**Sayfa:**

============

Şükür
Şükretmeyi unutmuştuk .
Deprem afeti bize tekrar hatırlattı.
Sabah uyandığımızda kaçımız;
uyanabildiğimize sevindik.
***
Nefes almanın ne kadar kıymetli olduğunu anladık.
Evimizde musluktan akan suyun dünyanın en kıymetli nimetlerinden olduğunun farkına vardık.
Ya da sağlıklı olduğumuza şükrettik.
***
Başımızı kaldırdığımızda üstümüzde bir yorgan ve çatı olduğu için ne kadar şanslı olduğumuzun farkına vardık.
Evimizde dolaplarımızı açtığımızda mutlaka yiyecek ve giyecek bir sürü nimetin olduğu için Allah’a teşekkür ettik.
***
Annemiz ve babamızı sabah kalktığımızda görecek olmanın değerine vardık.
Böyle daha fazla sayacağımız o kadar büyük nimetler var ki üzerimizde biz kaybetmedikçe değerini anlamadık.

============

**Alıntılanan veriler:**
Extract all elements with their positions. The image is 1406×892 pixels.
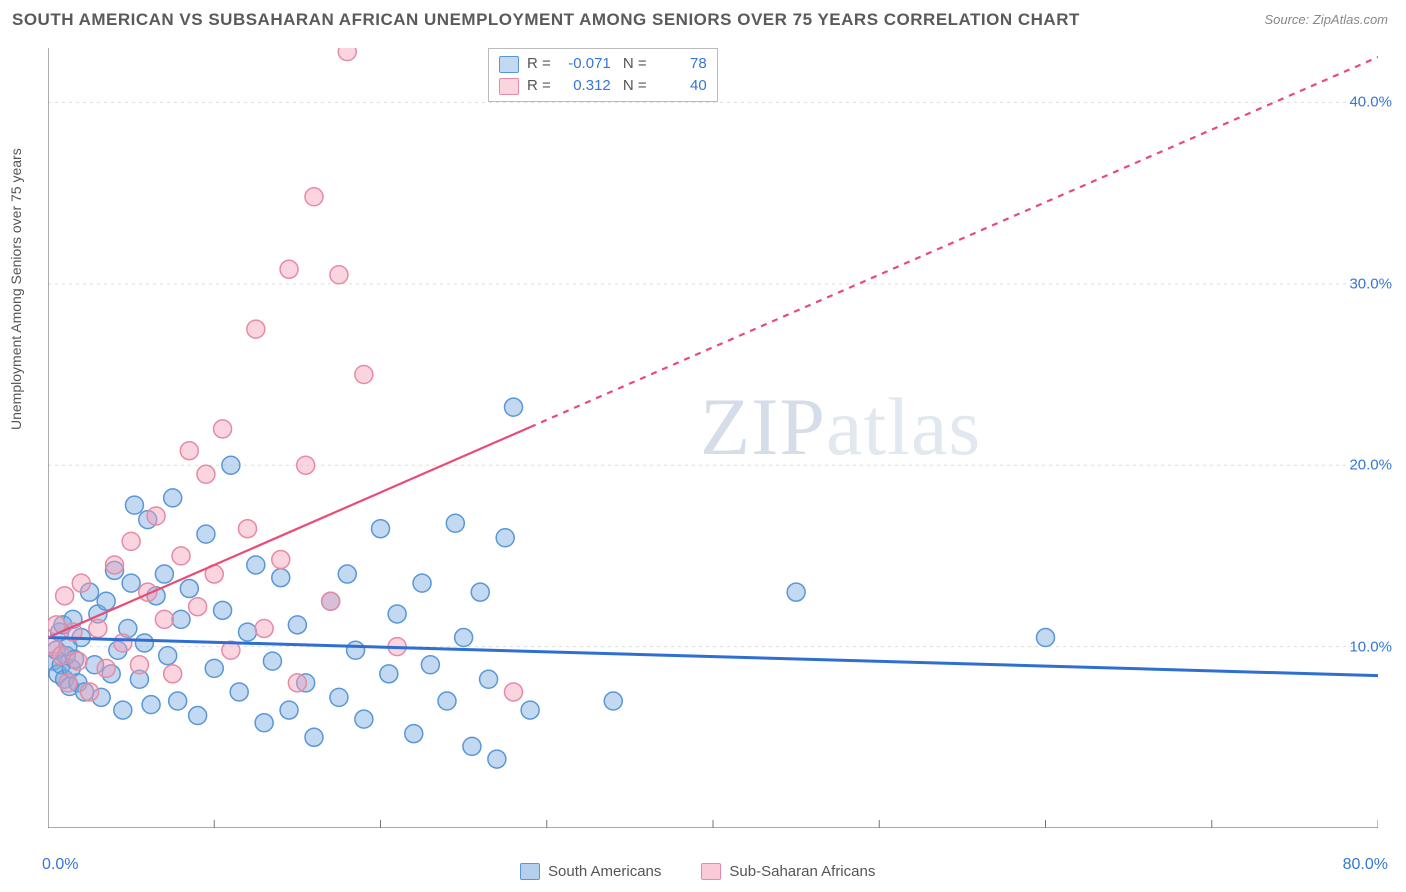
y-axis-label: Unemployment Among Seniors over 75 years — [8, 148, 24, 430]
y-tick-label: 20.0% — [1349, 457, 1392, 474]
chart-title: SOUTH AMERICAN VS SUBSAHARAN AFRICAN UNE… — [12, 10, 1080, 30]
stats-row-sa: R = -0.071 N = 78 — [499, 53, 707, 75]
y-tick-label: 30.0% — [1349, 275, 1392, 292]
y-tick-label: 10.0% — [1349, 638, 1392, 655]
r-value-sa: -0.071 — [559, 53, 611, 75]
bottom-legend: South Americans Sub-Saharan Africans — [520, 863, 875, 880]
y-tick-label: 40.0% — [1349, 94, 1392, 111]
legend-label-ssa: Sub-Saharan Africans — [729, 863, 875, 880]
legend-item-sa: South Americans — [520, 863, 661, 880]
x-axis-min-label: 0.0% — [42, 856, 78, 874]
x-axis-max-label: 80.0% — [1343, 856, 1388, 874]
swatch-ssa — [499, 78, 519, 95]
source-attribution: Source: ZipAtlas.com — [1264, 12, 1388, 27]
legend-swatch-ssa — [701, 863, 721, 880]
correlation-stats-box: R = -0.071 N = 78 R = 0.312 N = 40 — [488, 48, 718, 102]
stats-row-ssa: R = 0.312 N = 40 — [499, 75, 707, 97]
legend-label-sa: South Americans — [548, 863, 661, 880]
r-value-ssa: 0.312 — [559, 75, 611, 97]
swatch-sa — [499, 56, 519, 73]
n-value-sa: 78 — [655, 53, 707, 75]
legend-item-ssa: Sub-Saharan Africans — [701, 863, 875, 880]
n-value-ssa: 40 — [655, 75, 707, 97]
legend-swatch-sa — [520, 863, 540, 880]
watermark: ZIPatlas — [700, 380, 981, 474]
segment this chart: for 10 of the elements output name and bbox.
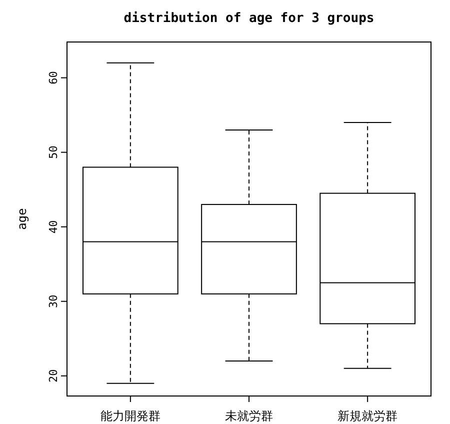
y-tick-label: 40 (47, 220, 60, 234)
y-tick-label: 20 (47, 369, 60, 383)
y-tick-label: 30 (47, 294, 60, 308)
x-tick-label: 新規就労群 (338, 409, 398, 423)
x-tick-label: 能力開発群 (100, 409, 160, 423)
x-tick-label: 未就労群 (225, 409, 273, 423)
chart-title: distribution of age for 3 groups (124, 11, 374, 26)
y-tick-label: 50 (47, 146, 60, 159)
y-tick-label: 60 (47, 71, 60, 84)
y-axis-title: age (15, 208, 29, 230)
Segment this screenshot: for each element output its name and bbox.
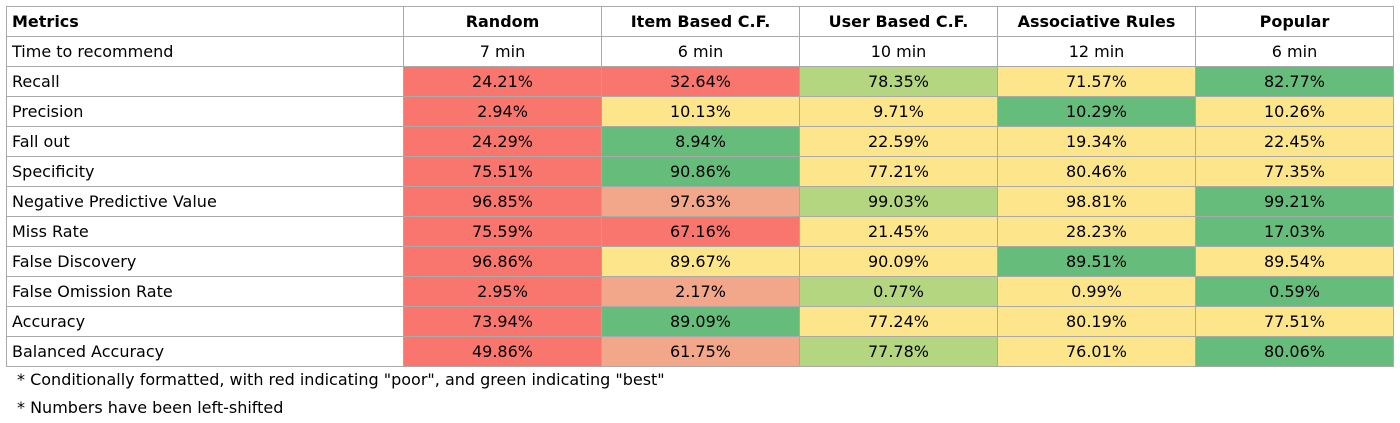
time-cell: 6 min [1195,36,1394,67]
value-cell: 89.09% [601,306,800,337]
value-cell: 10.29% [997,96,1196,127]
value-cell: 98.81% [997,186,1196,217]
value-cell: 77.21% [799,156,998,187]
column-header-random: Random [403,6,602,37]
value-cell: 0.77% [799,276,998,307]
value-cell: 80.19% [997,306,1196,337]
value-cell: 99.21% [1195,186,1394,217]
footnote-left-shifted: * Numbers have been left-shifted [17,398,284,417]
value-cell: 77.78% [799,336,998,367]
value-cell: 2.17% [601,276,800,307]
value-cell: 90.86% [601,156,800,187]
metrics-table: Metrics Random Item Based C.F. User Base… [6,6,1394,367]
column-header-associative-rules: Associative Rules [997,6,1196,37]
time-row: Time to recommend 7 min 6 min 10 min 12 … [6,36,1394,67]
value-cell: 2.94% [403,96,602,127]
value-cell: 8.94% [601,126,800,157]
column-header-item-based: Item Based C.F. [601,6,800,37]
header-row: Metrics Random Item Based C.F. User Base… [6,6,1394,37]
time-cell: 12 min [997,36,1196,67]
value-cell: 89.51% [997,246,1196,277]
value-cell: 0.99% [997,276,1196,307]
row-label: Time to recommend [6,36,404,67]
value-cell: 76.01% [997,336,1196,367]
value-cell: 97.63% [601,186,800,217]
value-cell: 99.03% [799,186,998,217]
row-label: Miss Rate [6,216,404,247]
table-row: Accuracy 73.94% 89.09% 77.24% 80.19% 77.51% [6,306,1394,337]
table-row: Specificity 75.51% 90.86% 77.21% 80.46% 77.35… [6,156,1394,187]
column-header-user-based: User Based C.F. [799,6,998,37]
footnote-conditional-formatting: * Conditionally formatted, with red indi… [17,370,665,389]
value-cell: 75.51% [403,156,602,187]
row-label: Specificity [6,156,404,187]
table-row: Balanced Accuracy 49.86% 61.75% 77.78% 76.01… [6,336,1394,367]
value-cell: 2.95% [403,276,602,307]
row-label: Balanced Accuracy [6,336,404,367]
column-header-popular: Popular [1195,6,1394,37]
value-cell: 32.64% [601,66,800,97]
table-row: False Discovery 96.86% 89.67% 90.09% 89.51% 8… [6,246,1394,277]
table-row: Miss Rate 75.59% 67.16% 21.45% 28.23% 17.03% [6,216,1394,247]
value-cell: 89.67% [601,246,800,277]
value-cell: 80.46% [997,156,1196,187]
value-cell: 22.45% [1195,126,1394,157]
value-cell: 17.03% [1195,216,1394,247]
table-row: Precision 2.94% 10.13% 9.71% 10.29% 10.26% [6,96,1394,127]
value-cell: 24.21% [403,66,602,97]
value-cell: 96.86% [403,246,602,277]
value-cell: 9.71% [799,96,998,127]
time-cell: 7 min [403,36,602,67]
value-cell: 82.77% [1195,66,1394,97]
table-row: Fall out 24.29% 8.94% 22.59% 19.34% 22.45% [6,126,1394,157]
value-cell: 49.86% [403,336,602,367]
value-cell: 10.26% [1195,96,1394,127]
value-cell: 89.54% [1195,246,1394,277]
time-cell: 6 min [601,36,800,67]
metrics-table-container: Metrics Random Item Based C.F. User Base… [6,6,1394,367]
row-label: Accuracy [6,306,404,337]
value-cell: 96.85% [403,186,602,217]
value-cell: 77.51% [1195,306,1394,337]
value-cell: 90.09% [799,246,998,277]
value-cell: 28.23% [997,216,1196,247]
row-label: Fall out [6,126,404,157]
value-cell: 80.06% [1195,336,1394,367]
value-cell: 61.75% [601,336,800,367]
row-label: Negative Predictive Value [6,186,404,217]
value-cell: 0.59% [1195,276,1394,307]
column-header-metrics: Metrics [6,6,404,37]
table-row: Negative Predictive Value 96.85% 97.63% 99.… [6,186,1394,217]
time-cell: 10 min [799,36,998,67]
row-label: Recall [6,66,404,97]
row-label: False Discovery [6,246,404,277]
value-cell: 10.13% [601,96,800,127]
value-cell: 78.35% [799,66,998,97]
value-cell: 24.29% [403,126,602,157]
value-cell: 73.94% [403,306,602,337]
row-label: False Omission Rate [6,276,404,307]
table-row: False Omission Rate 2.95% 2.17% 0.77% 0.99% 0… [6,276,1394,307]
value-cell: 19.34% [997,126,1196,157]
value-cell: 77.24% [799,306,998,337]
table-row: Recall 24.21% 32.64% 78.35% 71.57% 82.77% [6,66,1394,97]
value-cell: 75.59% [403,216,602,247]
value-cell: 77.35% [1195,156,1394,187]
value-cell: 21.45% [799,216,998,247]
value-cell: 22.59% [799,126,998,157]
value-cell: 71.57% [997,66,1196,97]
value-cell: 67.16% [601,216,800,247]
row-label: Precision [6,96,404,127]
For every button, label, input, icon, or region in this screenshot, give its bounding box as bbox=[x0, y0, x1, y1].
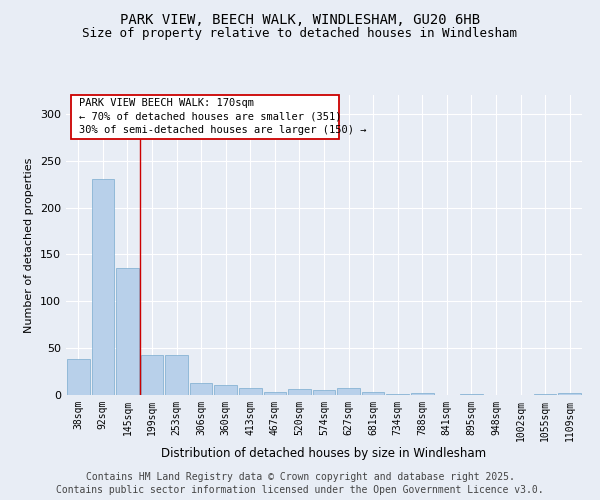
Bar bbox=[92, 180, 114, 395]
Bar bbox=[534, 394, 556, 395]
Text: PARK VIEW, BEECH WALK, WINDLESHAM, GU20 6HB: PARK VIEW, BEECH WALK, WINDLESHAM, GU20 … bbox=[120, 12, 480, 26]
Bar bbox=[67, 360, 89, 395]
Bar bbox=[263, 392, 286, 395]
Bar bbox=[140, 354, 163, 395]
Bar bbox=[190, 383, 212, 395]
Bar bbox=[313, 390, 335, 395]
Text: Size of property relative to detached houses in Windlesham: Size of property relative to detached ho… bbox=[83, 28, 517, 40]
Bar bbox=[288, 390, 311, 395]
Bar bbox=[239, 388, 262, 395]
Bar bbox=[337, 388, 360, 395]
Bar bbox=[559, 393, 581, 395]
Bar bbox=[116, 268, 139, 395]
Text: ← 70% of detached houses are smaller (351): ← 70% of detached houses are smaller (35… bbox=[79, 112, 341, 122]
Text: Contains public sector information licensed under the Open Government Licence v3: Contains public sector information licen… bbox=[56, 485, 544, 495]
Text: Contains HM Land Registry data © Crown copyright and database right 2025.: Contains HM Land Registry data © Crown c… bbox=[86, 472, 514, 482]
FancyBboxPatch shape bbox=[71, 95, 340, 138]
X-axis label: Distribution of detached houses by size in Windlesham: Distribution of detached houses by size … bbox=[161, 446, 487, 460]
Bar bbox=[411, 393, 434, 395]
Bar bbox=[362, 392, 385, 395]
Bar bbox=[214, 384, 237, 395]
Y-axis label: Number of detached properties: Number of detached properties bbox=[25, 158, 34, 332]
Bar bbox=[386, 394, 409, 395]
Bar bbox=[460, 394, 483, 395]
Text: PARK VIEW BEECH WALK: 170sqm: PARK VIEW BEECH WALK: 170sqm bbox=[79, 98, 254, 108]
Text: 30% of semi-detached houses are larger (150) →: 30% of semi-detached houses are larger (… bbox=[79, 125, 367, 135]
Bar bbox=[165, 354, 188, 395]
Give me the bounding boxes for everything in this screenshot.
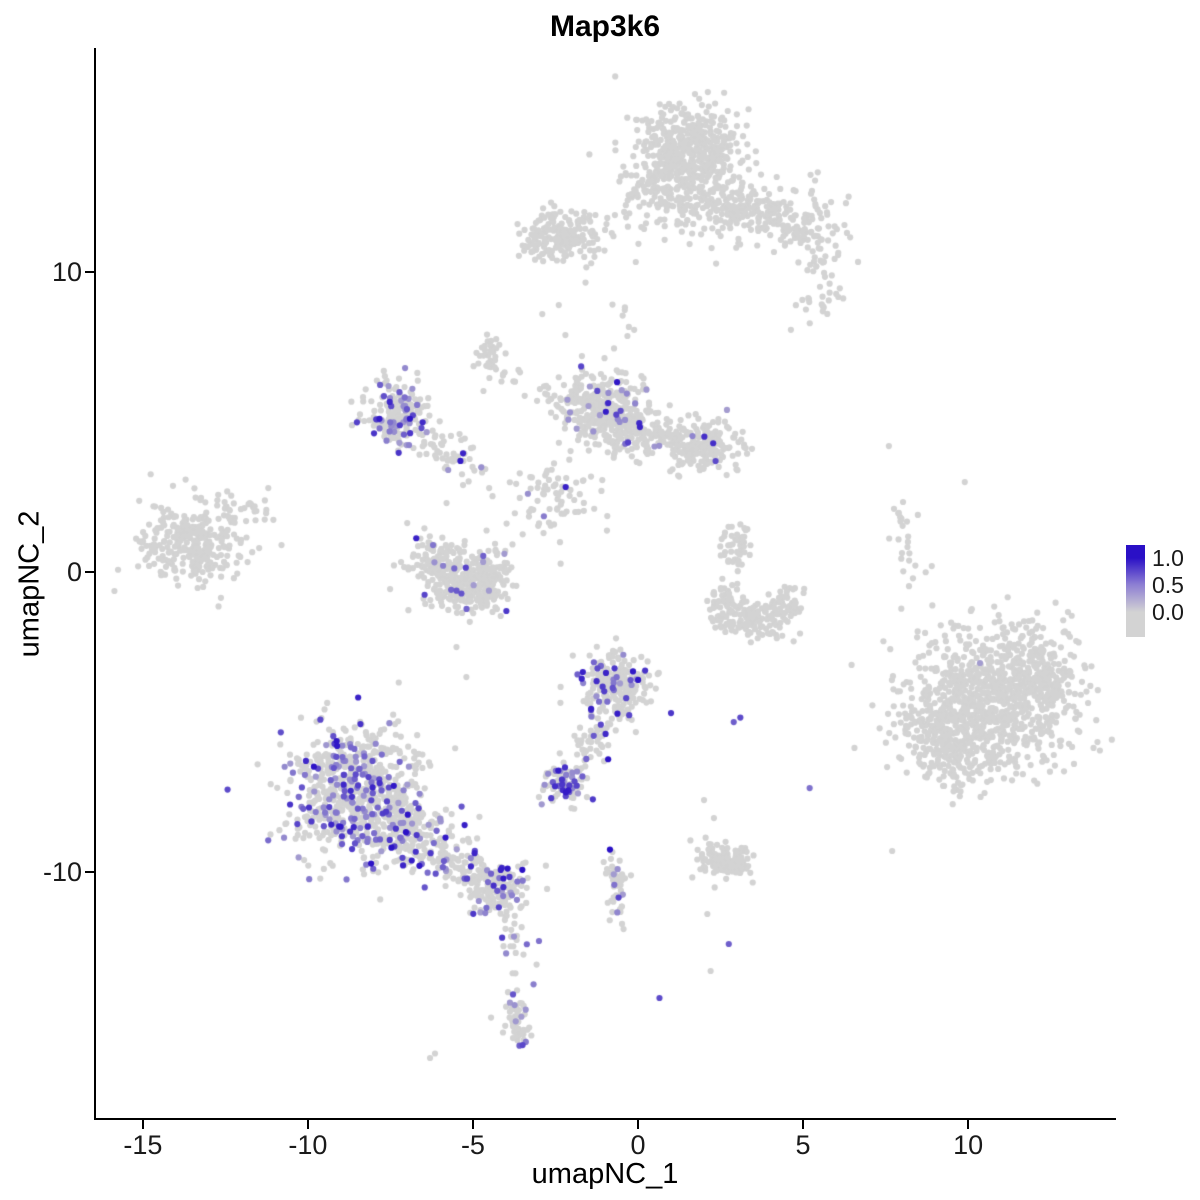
expression-legend: 1.0 0.5 0.0 xyxy=(1126,545,1200,637)
y-tick-mark xyxy=(85,571,94,574)
plot-title: Map3k6 xyxy=(549,10,661,43)
x-tick-label: 10 xyxy=(953,1130,984,1160)
x-tick-label: -15 xyxy=(123,1130,163,1160)
x-axis-label: umapNC_1 xyxy=(531,1158,679,1190)
y-axis-label: umapNC_2 xyxy=(13,510,46,658)
x-tick-mark xyxy=(306,1120,309,1129)
x-tick-mark xyxy=(967,1120,970,1129)
x-tick-mark xyxy=(141,1120,144,1129)
legend-labels: 1.0 0.5 0.0 xyxy=(1152,545,1200,637)
x-tick-label: 0 xyxy=(630,1130,646,1160)
legend-label-mid: 0.5 xyxy=(1152,572,1184,598)
x-tick-mark xyxy=(637,1120,639,1129)
x-tick-mark xyxy=(471,1120,474,1129)
x-tick-label: -5 xyxy=(460,1130,485,1160)
legend-label-low: 0.0 xyxy=(1152,599,1184,625)
x-axis-line xyxy=(94,1118,1116,1120)
y-tick-mark xyxy=(85,271,94,274)
y-tick-label: 10 xyxy=(51,257,82,288)
x-tick-label: 5 xyxy=(795,1130,811,1160)
legend-label-high: 1.0 xyxy=(1152,545,1184,571)
x-tick-label: -10 xyxy=(288,1130,328,1160)
y-tick-label: 0 xyxy=(66,557,82,588)
y-axis-line xyxy=(94,48,96,1120)
y-tick-label: -10 xyxy=(42,857,82,888)
y-tick-mark xyxy=(85,871,94,874)
x-tick-mark xyxy=(802,1120,805,1129)
legend-gradient-bar xyxy=(1126,545,1145,637)
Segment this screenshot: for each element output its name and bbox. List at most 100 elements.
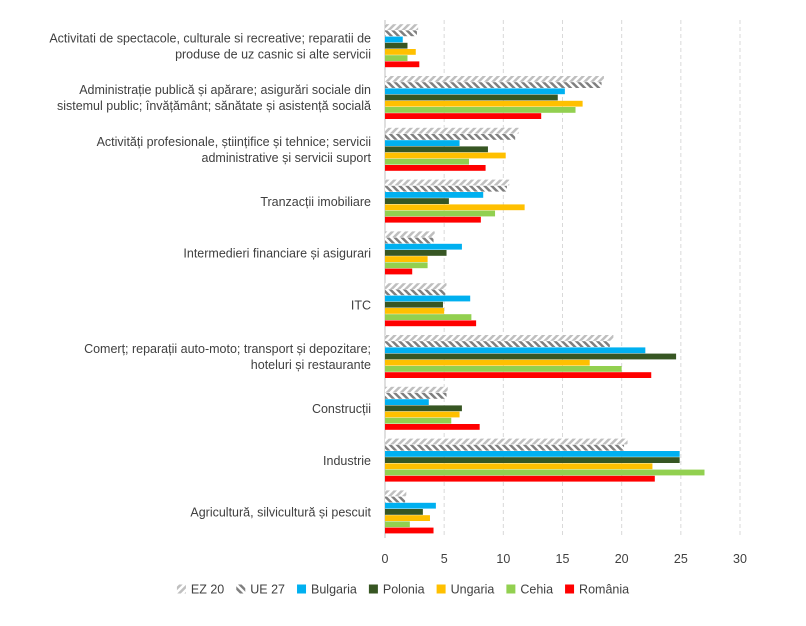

============

**Yapılacak iş:** Şükür yazısında "Deprem afeti bize" ifadesini içeren sözcüklerle açılıp "olduğumuzun farkına vardık." ifadesiyle kapanan bölümü hiçbir harfini değiştirmeden yeniden yazın.

**Alıştırmanın cevabı:**
Deprem afeti bize tekrar hatırlattı.
Sabah uyandığımızda kaçımız;
uyanabildiğimize sevindik.
***
Nefes almanın ne kadar kıymetli olduğunu anladık.
Evimizde musluktan akan suyun dünyanın en kıymetli nimetlerinden olduğunun farkına vardık.
Ya da sağlıklı olduğumuza şükrettik.
***
Başımızı kaldırdığımızda üstümüzde bir yorgan ve çatı olduğu için ne kadar şanslı olduğumuzun farkına vardık.